**Job 1:** In the draft grades text, why does the writer decline to lower Oklahoma City's grade for the Ryan Reid pick? Answer in one to three sentences.
**Job 2:** Carry the draft grades text forward from its final sentence.

[BEGIN Source passage]

San Antonio - (A #20 James Anderson, #49 Ryan Richards) - Once again, SA is proactive and drafts the best player available, while other teams seem to do whatever they can not to help themselves. Anderson isn't an elite athlete, but is a wing with legit size who can create his own shot. Could he be a Ray Allen? The fact that I can ask this question with a straight face is all you need to know about this pick. As for Richards - he is a 6'11, 250 lb 19 year old that runs the floor like a gazelle. You don't need to know how to play to make it in the NBA with these measurables. Amazing job once again, SA. 

Oklahoma City (A- #11 Cole Aldrich, #31 Tibor Pleiss, #48 Latavious Williams, #56 Ryan Reid, future first from Clippers) - I have no idea why New Orleans would make a trade allowing a conference rival to acquire the best player available at a position of desperate need, but these are the times we live in. Everybody thinks Aldrich fell off as a Junior, but I didn't see it. He was the best post defender in college basketball for 2 years running, and that is exactly what the doctor ordered in OKC. His lack of size is a bit concerning, but if you've watched him you know he doesn't play that small. Pleiss is obviously a major asset down the road. I'm not going to dock them for perhaps the worst draft pick in modern NBA history, because Reid isn't going to make the roster and the Thunder very likely weren't looking for somebody who could. Picking up a future first rounder from the Clippers can't be a bad thing, even if it takes a decade to actually get their hands on it. 

Philadelphia (A- #2 Evan Turner) - I really don't have anything to say here. They made the right pick. 

Detroit (B+ #7 Greg Monroe, #36 Terrico White) - Monroe very likely the best player on the board, not a superstar but has some upside and can also contribute right away. I'm not very high on White, but there were worse players taken in this area.

[END Source passage]
[BEGIN Listed records]

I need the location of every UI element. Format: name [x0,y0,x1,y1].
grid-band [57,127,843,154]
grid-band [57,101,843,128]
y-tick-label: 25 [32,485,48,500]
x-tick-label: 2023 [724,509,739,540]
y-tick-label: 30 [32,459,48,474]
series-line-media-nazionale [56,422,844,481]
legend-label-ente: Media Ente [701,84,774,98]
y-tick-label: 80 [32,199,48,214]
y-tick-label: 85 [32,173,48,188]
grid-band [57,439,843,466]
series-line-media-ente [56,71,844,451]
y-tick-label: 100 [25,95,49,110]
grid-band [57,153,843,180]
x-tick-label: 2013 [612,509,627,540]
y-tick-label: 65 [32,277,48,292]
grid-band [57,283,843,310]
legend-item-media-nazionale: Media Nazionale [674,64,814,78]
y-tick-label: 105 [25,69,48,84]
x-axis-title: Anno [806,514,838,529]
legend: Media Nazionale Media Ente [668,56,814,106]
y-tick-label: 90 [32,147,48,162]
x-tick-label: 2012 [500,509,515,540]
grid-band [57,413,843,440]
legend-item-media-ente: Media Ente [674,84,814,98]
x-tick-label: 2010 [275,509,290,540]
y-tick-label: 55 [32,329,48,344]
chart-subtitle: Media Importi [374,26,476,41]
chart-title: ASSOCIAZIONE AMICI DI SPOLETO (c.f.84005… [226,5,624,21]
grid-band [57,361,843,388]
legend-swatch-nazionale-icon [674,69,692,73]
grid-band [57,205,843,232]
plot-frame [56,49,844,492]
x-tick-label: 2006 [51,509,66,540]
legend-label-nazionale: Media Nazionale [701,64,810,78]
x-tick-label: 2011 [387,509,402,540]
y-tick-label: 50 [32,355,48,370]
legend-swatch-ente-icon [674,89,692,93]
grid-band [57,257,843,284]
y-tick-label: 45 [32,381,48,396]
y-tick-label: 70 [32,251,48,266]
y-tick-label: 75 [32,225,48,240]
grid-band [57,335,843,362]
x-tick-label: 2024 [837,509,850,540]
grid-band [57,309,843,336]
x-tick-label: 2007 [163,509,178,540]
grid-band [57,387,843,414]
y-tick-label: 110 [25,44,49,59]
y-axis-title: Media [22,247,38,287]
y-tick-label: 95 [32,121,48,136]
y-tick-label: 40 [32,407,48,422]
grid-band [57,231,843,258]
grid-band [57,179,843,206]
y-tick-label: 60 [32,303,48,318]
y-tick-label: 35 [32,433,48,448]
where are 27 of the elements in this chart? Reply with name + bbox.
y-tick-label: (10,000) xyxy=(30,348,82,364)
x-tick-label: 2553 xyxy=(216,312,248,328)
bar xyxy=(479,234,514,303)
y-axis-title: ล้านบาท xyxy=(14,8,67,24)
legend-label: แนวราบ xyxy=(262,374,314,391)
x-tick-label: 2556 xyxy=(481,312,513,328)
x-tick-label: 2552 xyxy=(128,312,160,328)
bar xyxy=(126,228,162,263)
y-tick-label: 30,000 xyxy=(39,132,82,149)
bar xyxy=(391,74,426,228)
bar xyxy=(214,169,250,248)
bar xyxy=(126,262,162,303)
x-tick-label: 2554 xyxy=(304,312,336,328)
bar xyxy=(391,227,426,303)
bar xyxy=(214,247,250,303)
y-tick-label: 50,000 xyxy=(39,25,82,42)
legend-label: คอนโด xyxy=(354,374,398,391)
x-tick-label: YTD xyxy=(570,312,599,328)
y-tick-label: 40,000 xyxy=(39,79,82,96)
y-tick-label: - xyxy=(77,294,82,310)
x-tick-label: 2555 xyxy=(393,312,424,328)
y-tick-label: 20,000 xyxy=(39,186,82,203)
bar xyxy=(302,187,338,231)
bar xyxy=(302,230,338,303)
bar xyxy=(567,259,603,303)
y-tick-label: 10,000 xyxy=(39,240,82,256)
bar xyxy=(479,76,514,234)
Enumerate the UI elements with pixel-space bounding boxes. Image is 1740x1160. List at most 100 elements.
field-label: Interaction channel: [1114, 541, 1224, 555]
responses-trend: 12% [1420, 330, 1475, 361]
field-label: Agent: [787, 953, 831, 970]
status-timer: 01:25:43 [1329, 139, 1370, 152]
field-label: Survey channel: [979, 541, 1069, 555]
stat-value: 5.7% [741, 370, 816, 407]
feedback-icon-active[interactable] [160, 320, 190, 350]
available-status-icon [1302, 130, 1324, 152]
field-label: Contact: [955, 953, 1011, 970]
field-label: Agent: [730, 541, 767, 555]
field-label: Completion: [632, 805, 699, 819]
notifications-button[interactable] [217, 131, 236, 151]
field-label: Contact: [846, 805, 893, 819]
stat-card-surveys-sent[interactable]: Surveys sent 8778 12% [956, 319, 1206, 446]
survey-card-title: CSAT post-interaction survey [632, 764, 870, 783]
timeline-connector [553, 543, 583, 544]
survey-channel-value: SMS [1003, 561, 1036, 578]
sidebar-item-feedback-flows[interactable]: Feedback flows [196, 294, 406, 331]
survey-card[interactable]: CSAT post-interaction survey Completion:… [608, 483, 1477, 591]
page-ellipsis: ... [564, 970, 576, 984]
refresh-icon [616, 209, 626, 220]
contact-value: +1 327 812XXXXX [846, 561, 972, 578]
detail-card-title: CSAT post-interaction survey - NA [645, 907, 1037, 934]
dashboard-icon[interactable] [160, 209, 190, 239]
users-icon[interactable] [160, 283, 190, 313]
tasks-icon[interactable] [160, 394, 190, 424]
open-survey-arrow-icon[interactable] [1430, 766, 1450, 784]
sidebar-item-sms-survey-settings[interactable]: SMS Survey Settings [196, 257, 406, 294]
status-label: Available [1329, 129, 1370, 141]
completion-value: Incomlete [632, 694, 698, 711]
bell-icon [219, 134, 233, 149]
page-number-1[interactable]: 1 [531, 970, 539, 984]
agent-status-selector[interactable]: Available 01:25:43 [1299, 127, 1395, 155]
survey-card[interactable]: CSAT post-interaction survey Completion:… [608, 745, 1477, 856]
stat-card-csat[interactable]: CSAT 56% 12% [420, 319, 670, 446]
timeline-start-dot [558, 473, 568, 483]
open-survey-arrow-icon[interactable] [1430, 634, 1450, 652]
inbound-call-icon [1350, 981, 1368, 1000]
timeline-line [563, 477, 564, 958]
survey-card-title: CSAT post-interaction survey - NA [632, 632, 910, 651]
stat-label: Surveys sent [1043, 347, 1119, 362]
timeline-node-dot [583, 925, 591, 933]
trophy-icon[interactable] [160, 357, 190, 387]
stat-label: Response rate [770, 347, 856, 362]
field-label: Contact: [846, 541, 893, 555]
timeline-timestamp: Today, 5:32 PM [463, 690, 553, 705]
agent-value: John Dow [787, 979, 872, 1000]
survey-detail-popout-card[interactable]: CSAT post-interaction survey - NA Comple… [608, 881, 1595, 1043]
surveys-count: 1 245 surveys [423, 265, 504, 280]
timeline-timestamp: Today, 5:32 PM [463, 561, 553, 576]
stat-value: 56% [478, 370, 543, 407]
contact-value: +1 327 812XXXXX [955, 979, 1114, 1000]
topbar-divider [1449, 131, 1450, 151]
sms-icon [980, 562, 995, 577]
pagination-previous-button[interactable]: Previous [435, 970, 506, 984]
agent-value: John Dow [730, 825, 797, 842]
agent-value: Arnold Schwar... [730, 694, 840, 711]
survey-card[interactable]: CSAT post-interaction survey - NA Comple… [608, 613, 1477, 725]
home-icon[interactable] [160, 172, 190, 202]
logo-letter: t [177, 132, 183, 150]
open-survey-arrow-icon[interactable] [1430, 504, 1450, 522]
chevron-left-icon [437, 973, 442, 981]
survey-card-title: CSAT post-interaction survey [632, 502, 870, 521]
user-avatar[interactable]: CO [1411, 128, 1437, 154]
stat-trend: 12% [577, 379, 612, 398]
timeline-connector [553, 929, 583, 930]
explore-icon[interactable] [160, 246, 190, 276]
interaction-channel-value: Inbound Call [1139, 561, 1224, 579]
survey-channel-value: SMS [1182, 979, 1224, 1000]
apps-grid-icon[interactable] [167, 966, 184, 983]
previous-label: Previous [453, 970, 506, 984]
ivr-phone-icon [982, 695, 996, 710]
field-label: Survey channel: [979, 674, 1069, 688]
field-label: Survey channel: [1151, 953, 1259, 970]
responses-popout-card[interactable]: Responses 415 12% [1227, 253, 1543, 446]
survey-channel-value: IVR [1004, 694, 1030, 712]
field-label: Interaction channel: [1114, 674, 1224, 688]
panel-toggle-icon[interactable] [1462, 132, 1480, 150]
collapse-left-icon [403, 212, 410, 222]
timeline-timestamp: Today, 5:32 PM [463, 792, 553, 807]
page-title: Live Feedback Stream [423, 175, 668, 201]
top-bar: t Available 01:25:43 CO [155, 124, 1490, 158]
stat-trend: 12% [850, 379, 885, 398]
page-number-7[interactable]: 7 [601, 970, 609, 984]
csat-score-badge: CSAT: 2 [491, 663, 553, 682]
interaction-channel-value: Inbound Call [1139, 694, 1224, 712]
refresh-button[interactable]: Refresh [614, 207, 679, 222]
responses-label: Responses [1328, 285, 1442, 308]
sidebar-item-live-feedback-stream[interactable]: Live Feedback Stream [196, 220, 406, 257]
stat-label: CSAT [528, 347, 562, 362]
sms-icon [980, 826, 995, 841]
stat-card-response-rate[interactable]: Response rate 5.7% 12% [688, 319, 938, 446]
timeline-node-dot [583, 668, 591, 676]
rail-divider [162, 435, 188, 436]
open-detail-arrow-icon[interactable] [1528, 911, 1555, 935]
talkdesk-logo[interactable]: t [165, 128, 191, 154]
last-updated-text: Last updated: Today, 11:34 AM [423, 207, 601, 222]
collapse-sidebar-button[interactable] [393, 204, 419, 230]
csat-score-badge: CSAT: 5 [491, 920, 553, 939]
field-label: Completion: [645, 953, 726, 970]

[END Listed records]

**Expected answer 1:** The writer calls the Reid pick perhaps the worst in modern NBA history but does not dock Oklahoma City for it. Reid isn't going to make the roster, and the Thunder very likely weren't looking for a player who could.

**Expected answer 2:**
Boston Celtics (B+, #19 Avery Bradley, #52 Luke Harangody) - Bradley a much better prospect than most think. He was in a horrible situation at Texas, but clearly has the tools to be a high level NBA combo guard. People laugh at the Russell Westbrook comparison, but take a look at Westbrook's freshman year numbers - Westbrook couldn't make a free throw or score efficiently, either. I wouldn't put much stock in anything that happened during the clown show that was Texas' 2009-10 season anyways. Bradley is severely underrated as an athlete, and has a legit midrange game. Harangody shouldn't do much in the league, but he's entering one of the few NBA systems where he is capable of contributing. 

LA Lakers (B+, #43 Devin Ebanks, #58 Derrick Caracter) - The champs adding a first round talent with considerable upside in the second round just doesn't seem fair to the rest of the league, but the rest of the league only has itself to blame. I'm not sure what to make of Caracter, but he'll probably score a lot of points in the d-league. 

Toronto (B #13 Ed Davis, #50 Solomon Alabi) - Toronto got one of the best players available at a position of impending need. Much like Monroe, not a huge upside guy but very likely to be serviceable NBA 4 in time. Ekpe Udoh had no business going 7 spots higher, that is for sure. I'm not high on Alabi, but at #50 he's a steal. 

New Jersey (B #3 Derrick Favors, #24 Damion James) - I really don't get Derrick Favors over DeMarcus Cousins, but understand that with Favors' youth he'll probably look like an entirely different player in 2 years. Watching the tape, I see a good but not dominant athlete, poor hands, and very little offense feel in general. But the frame is there, he measured out better than expected, and he wasn't in a good situation at Georgia Tech. James is great value at a position of need late in the first round. 

Houston (B, #14 Patrick Patterson) - I'm not a huge Patterson fan, but this is a pick that just makes sense. The Rockets know how to develop players like Patterson, and he'll probably contribute early/often.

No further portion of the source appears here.